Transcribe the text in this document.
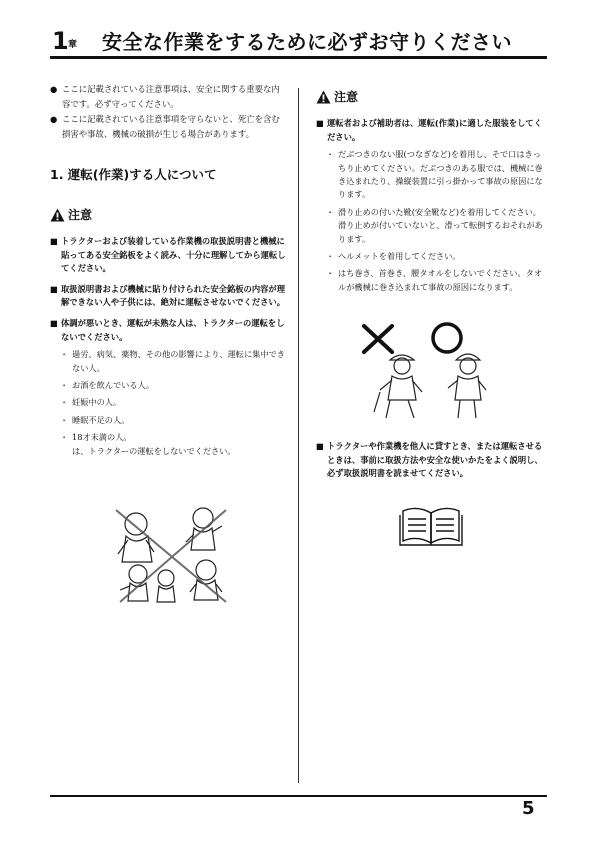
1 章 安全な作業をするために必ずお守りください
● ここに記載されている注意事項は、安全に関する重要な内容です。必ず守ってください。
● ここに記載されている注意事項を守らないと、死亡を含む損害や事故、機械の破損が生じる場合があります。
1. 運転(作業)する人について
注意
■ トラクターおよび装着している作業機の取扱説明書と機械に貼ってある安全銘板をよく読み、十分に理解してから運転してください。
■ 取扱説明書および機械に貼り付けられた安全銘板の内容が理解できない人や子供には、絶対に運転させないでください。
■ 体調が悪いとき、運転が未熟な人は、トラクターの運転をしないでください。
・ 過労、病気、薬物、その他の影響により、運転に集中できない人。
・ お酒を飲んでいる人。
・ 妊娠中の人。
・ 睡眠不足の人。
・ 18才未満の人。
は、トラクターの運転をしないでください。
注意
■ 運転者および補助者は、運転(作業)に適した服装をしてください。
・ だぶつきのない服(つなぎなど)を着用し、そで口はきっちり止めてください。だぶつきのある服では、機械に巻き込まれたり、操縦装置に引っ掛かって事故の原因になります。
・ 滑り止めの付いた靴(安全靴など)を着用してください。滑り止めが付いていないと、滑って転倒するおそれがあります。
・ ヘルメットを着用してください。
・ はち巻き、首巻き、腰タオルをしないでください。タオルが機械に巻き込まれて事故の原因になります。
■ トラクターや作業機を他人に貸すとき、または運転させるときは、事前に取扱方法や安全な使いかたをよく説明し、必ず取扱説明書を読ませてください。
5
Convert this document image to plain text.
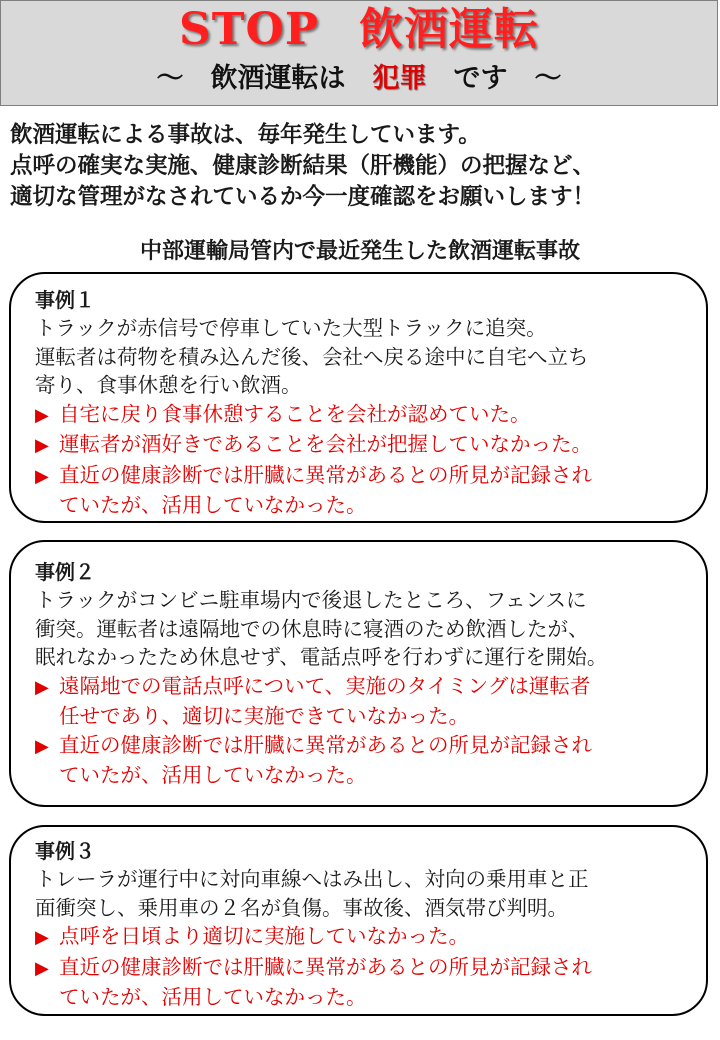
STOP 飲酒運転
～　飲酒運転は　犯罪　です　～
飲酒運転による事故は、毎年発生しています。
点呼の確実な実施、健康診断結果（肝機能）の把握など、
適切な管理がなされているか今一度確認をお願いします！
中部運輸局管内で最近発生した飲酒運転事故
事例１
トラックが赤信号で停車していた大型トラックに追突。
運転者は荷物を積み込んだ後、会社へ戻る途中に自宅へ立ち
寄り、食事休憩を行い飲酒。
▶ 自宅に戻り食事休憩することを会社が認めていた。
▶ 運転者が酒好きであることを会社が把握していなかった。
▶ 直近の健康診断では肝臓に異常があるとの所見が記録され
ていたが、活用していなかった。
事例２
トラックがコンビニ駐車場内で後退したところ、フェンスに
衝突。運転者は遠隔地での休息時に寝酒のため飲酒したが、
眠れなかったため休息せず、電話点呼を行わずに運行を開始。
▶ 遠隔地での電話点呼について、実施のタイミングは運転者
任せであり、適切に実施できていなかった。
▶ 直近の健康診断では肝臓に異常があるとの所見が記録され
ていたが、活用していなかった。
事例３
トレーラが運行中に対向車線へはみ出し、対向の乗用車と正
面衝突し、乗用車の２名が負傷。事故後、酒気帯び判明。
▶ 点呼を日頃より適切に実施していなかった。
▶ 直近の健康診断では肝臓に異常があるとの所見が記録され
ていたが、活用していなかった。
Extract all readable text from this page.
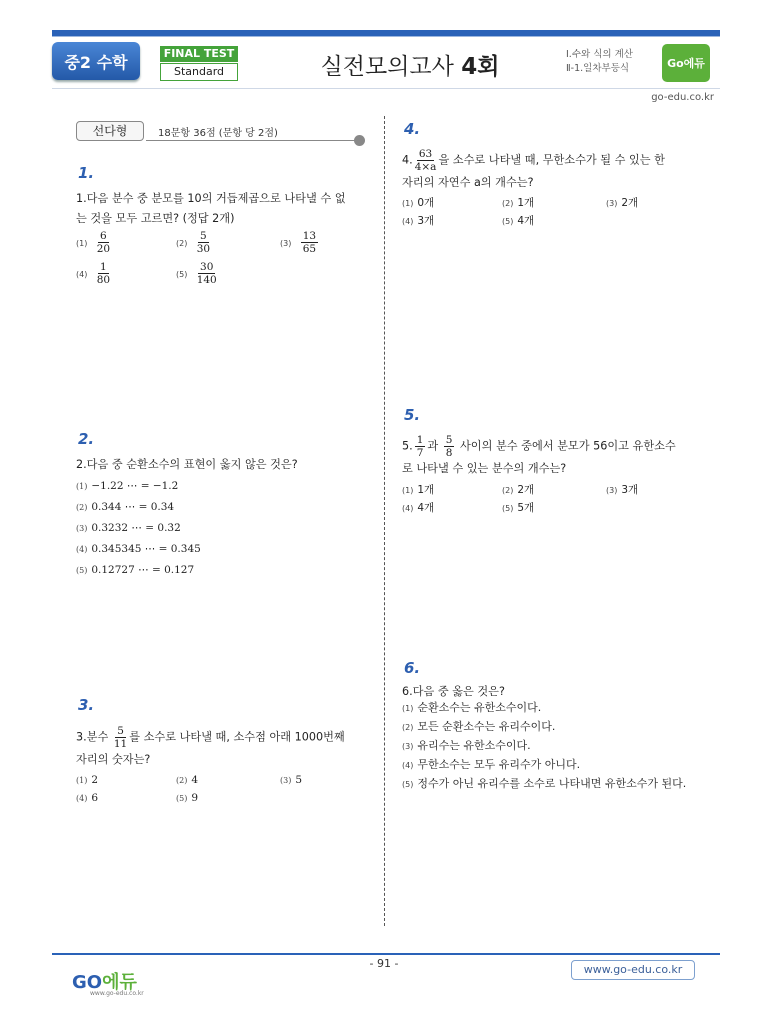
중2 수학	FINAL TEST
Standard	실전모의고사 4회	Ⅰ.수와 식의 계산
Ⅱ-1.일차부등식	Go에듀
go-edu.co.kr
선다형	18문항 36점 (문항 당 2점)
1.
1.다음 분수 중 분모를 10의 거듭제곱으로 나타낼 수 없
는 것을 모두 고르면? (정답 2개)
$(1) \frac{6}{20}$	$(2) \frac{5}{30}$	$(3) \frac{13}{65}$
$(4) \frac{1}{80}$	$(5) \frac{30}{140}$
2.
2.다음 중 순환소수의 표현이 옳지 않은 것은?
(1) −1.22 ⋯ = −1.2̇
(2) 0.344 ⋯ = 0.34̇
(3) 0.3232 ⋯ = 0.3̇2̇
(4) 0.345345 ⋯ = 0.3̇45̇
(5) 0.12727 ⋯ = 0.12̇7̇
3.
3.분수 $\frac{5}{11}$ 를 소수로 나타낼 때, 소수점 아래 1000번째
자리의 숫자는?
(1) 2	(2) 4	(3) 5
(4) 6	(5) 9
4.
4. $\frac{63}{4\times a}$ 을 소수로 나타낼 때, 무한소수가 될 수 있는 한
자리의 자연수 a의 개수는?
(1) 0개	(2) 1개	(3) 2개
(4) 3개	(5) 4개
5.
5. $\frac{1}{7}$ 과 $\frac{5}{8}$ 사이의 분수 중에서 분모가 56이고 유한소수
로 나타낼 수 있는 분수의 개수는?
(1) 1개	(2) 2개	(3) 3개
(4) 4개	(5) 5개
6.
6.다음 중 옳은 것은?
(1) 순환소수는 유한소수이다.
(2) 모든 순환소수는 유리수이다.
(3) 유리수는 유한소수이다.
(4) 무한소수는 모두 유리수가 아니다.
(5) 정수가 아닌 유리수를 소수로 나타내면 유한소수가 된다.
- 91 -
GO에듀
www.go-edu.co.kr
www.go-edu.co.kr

• • • •

Quote the entries above word for word. Leave the images out.

Transcribe the text in this document.
1 章 安全な作業をするために必ずお守りください
● ここに記載されている注意事項は、安全に関する重要な内容です。必ず守ってください。
● ここに記載されている注意事項を守らないと、死亡を含む損害や事故、機械の破損が生じる場合があります。
1. 運転(作業)する人について
注意
■ トラクターおよび装着している作業機の取扱説明書と機械に貼ってある安全銘板をよく読み、十分に理解してから運転してください。
■ 取扱説明書および機械に貼り付けられた安全銘板の内容が理解できない人や子供には、絶対に運転させないでください。
■ 体調が悪いとき、運転が未熟な人は、トラクターの運転をしないでください。
・ 過労、病気、薬物、その他の影響により、運転に集中できない人。
・ お酒を飲んでいる人。
・ 妊娠中の人。
・ 睡眠不足の人。
・ 18才未満の人。
は、トラクターの運転をしないでください。
注意
■ 運転者および補助者は、運転(作業)に適した服装をしてください。
・ だぶつきのない服(つなぎなど)を着用し、そで口はきっちり止めてください。だぶつきのある服では、機械に巻き込まれたり、操縦装置に引っ掛かって事故の原因になります。
・ 滑り止めの付いた靴(安全靴など)を着用してください。滑り止めが付いていないと、滑って転倒するおそれがあります。
・ ヘルメットを着用してください。
・ はち巻き、首巻き、腰タオルをしないでください。タオルが機械に巻き込まれて事故の原因になります。
■ トラクターや作業機を他人に貸すとき、または運転させるときは、事前に取扱方法や安全な使いかたをよく説明し、必ず取扱説明書を読ませてください。
5
Convert this document image to plain text.
STOP 飲酒運転
～　飲酒運転は　犯罪　です　～
飲酒運転による事故は、毎年発生しています。
点呼の確実な実施、健康診断結果（肝機能）の把握など、
適切な管理がなされているか今一度確認をお願いします！
中部運輸局管内で最近発生した飲酒運転事故
事例１
トラックが赤信号で停車していた大型トラックに追突。
運転者は荷物を積み込んだ後、会社へ戻る途中に自宅へ立ち
寄り、食事休憩を行い飲酒。
▶ 自宅に戻り食事休憩することを会社が認めていた。
▶ 運転者が酒好きであることを会社が把握していなかった。
▶ 直近の健康診断では肝臓に異常があるとの所見が記録され
ていたが、活用していなかった。
事例２
トラックがコンビニ駐車場内で後退したところ、フェンスに
衝突。運転者は遠隔地での休息時に寝酒のため飲酒したが、
眠れなかったため休息せず、電話点呼を行わずに運行を開始。
▶ 遠隔地での電話点呼について、実施のタイミングは運転者
任せであり、適切に実施できていなかった。
▶ 直近の健康診断では肝臓に異常があるとの所見が記録され
ていたが、活用していなかった。
事例３
トレーラが運行中に対向車線へはみ出し、対向の乗用車と正
面衝突し、乗用車の２名が負傷。事故後、酒気帯び判明。
▶ 点呼を日頃より適切に実施していなかった。
▶ 直近の健康診断では肝臓に異常があるとの所見が記録され
ていたが、活用していなかった。
Extract all readable text from this page.
중2 수학	FINAL TEST
Standard	실전모의고사 4회	Ⅰ.수와 식의 계산
Ⅱ-1.일차부등식	Go에듀
go-edu.co.kr
선다형	18문항 36점 (문항 당 2점)
1.
1.다음 분수 중 분모를 10의 거듭제곱으로 나타낼 수 없
는 것을 모두 고르면? (정답 2개)
$(1) \frac{6}{20}$	$(2) \frac{5}{30}$	$(3) \frac{13}{65}$
$(4) \frac{1}{80}$	$(5) \frac{30}{140}$
2.
2.다음 중 순환소수의 표현이 옳지 않은 것은?
(1) −1.22 ⋯ = −1.2̇
(2) 0.344 ⋯ = 0.34̇
(3) 0.3232 ⋯ = 0.3̇2̇
(4) 0.345345 ⋯ = 0.3̇45̇
(5) 0.12727 ⋯ = 0.12̇7̇
3.
3.분수 $\frac{5}{11}$ 를 소수로 나타낼 때, 소수점 아래 1000번째
자리의 숫자는?
(1) 2	(2) 4	(3) 5
(4) 6	(5) 9
4.
4. $\frac{63}{4\times a}$ 을 소수로 나타낼 때, 무한소수가 될 수 있는 한
자리의 자연수 a의 개수는?
(1) 0개	(2) 1개	(3) 2개
(4) 3개	(5) 4개
5.
5. $\frac{1}{7}$ 과 $\frac{5}{8}$ 사이의 분수 중에서 분모가 56이고 유한소수
로 나타낼 수 있는 분수의 개수는?
(1) 1개	(2) 2개	(3) 3개
(4) 4개	(5) 5개
6.
6.다음 중 옳은 것은?
(1) 순환소수는 유한소수이다.
(2) 모든 순환소수는 유리수이다.
(3) 유리수는 유한소수이다.
(4) 무한소수는 모두 유리수가 아니다.
(5) 정수가 아닌 유리수를 소수로 나타내면 유한소수가 된다.
- 91 -
GO에듀
www.go-edu.co.kr
www.go-edu.co.kr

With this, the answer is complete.